## INSTRUCTIONS FOR THE TASK
Without the pictures, set down every line of the data exactly.

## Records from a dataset
------------------------
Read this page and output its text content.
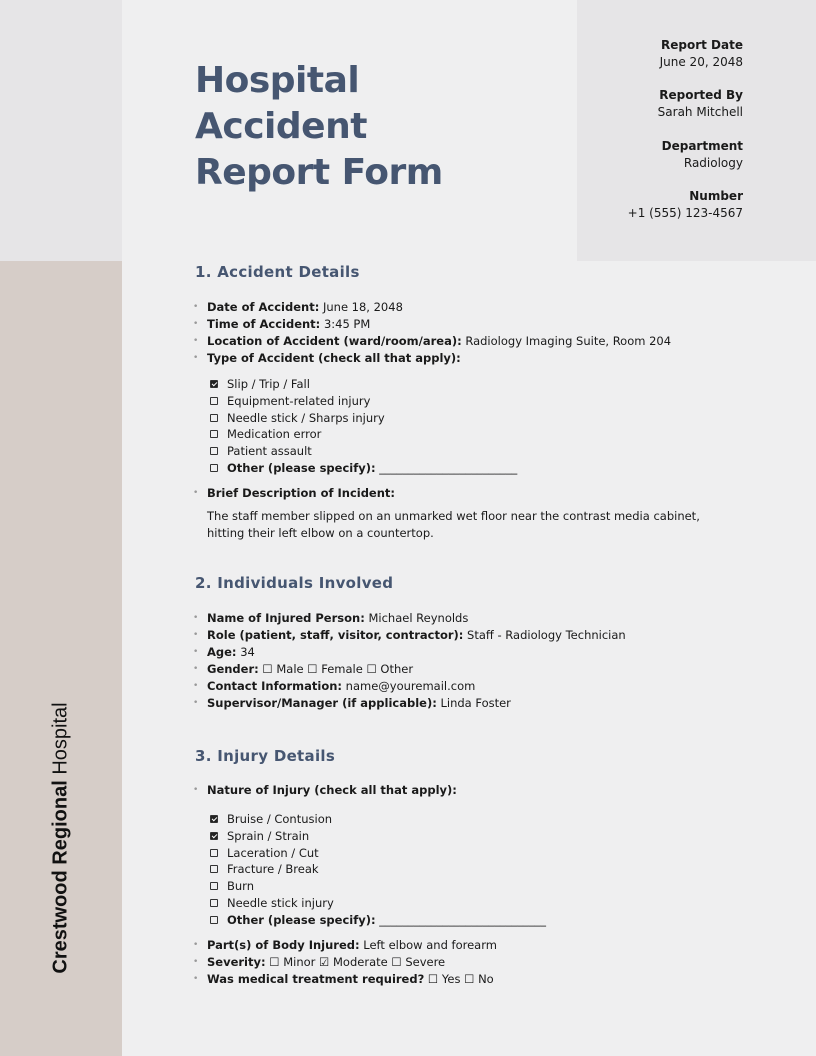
Crestwood Regional Hospital
Report Date
June 20, 2048
Reported By
Sarah Mitchell
Department
Radiology
Number
+1 (555) 123-4567
Hospital
Accident
Report Form
1. Accident Details
• Date of Accident: June 18, 2048
• Time of Accident: 3:45 PM
• Location of Accident (ward/room/area): Radiology Imaging Suite, Room 204
• Type of Accident (check all that apply):
Slip / Trip / Fall
Equipment-related injury
Needle stick / Sharps injury
Medication error
Patient assault
Other (please specify): ________________________
• Brief Description of Incident:

The staff member slipped on an unmarked wet floor near the contrast media cabinet, hitting their left elbow on a countertop.

2. Individuals Involved
• Name of Injured Person: Michael Reynolds
• Role (patient, staff, visitor, contractor): Staff - Radiology Technician
• Age: 34
• Gender: ☐ Male ☐ Female ☐ Other
• Contact Information: name@youremail.com
• Supervisor/Manager (if applicable): Linda Foster
3. Injury Details
• Nature of Injury (check all that apply):
Bruise / Contusion
Sprain / Strain
Laceration / Cut
Fracture / Break
Burn
Needle stick injury
Other (please specify): _____________________________
• Part(s) of Body Injured: Left elbow and forearm
• Severity: ☐ Minor ☑ Moderate ☐ Severe
• Was medical treatment required? ☐ Yes ☐ No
------------------------
## ANSWER IN FULL
Read this page and output its text content.
Crestwood Regional Hospital
Report Date
June 20, 2048
Reported By
Sarah Mitchell
Department
Radiology
Number
+1 (555) 123-4567
Hospital
Accident
Report Form
1. Accident Details
• Date of Accident: June 18, 2048
• Time of Accident: 3:45 PM
• Location of Accident (ward/room/area): Radiology Imaging Suite, Room 204
• Type of Accident (check all that apply):
Slip / Trip / Fall
Equipment-related injury
Needle stick / Sharps injury
Medication error
Patient assault
Other (please specify): ________________________
• Brief Description of Incident:

The staff member slipped on an unmarked wet floor near the contrast media cabinet, hitting their left elbow on a countertop.

2. Individuals Involved
• Name of Injured Person: Michael Reynolds
• Role (patient, staff, visitor, contractor): Staff - Radiology Technician
• Age: 34
• Gender: ☐ Male ☐ Female ☐ Other
• Contact Information: name@youremail.com
• Supervisor/Manager (if applicable): Linda Foster
3. Injury Details
• Nature of Injury (check all that apply):
Bruise / Contusion
Sprain / Strain
Laceration / Cut
Fracture / Break
Burn
Needle stick injury
Other (please specify): _____________________________
• Part(s) of Body Injured: Left elbow and forearm
• Severity: ☐ Minor ☑ Moderate ☐ Severe
• Was medical treatment required? ☐ Yes ☐ No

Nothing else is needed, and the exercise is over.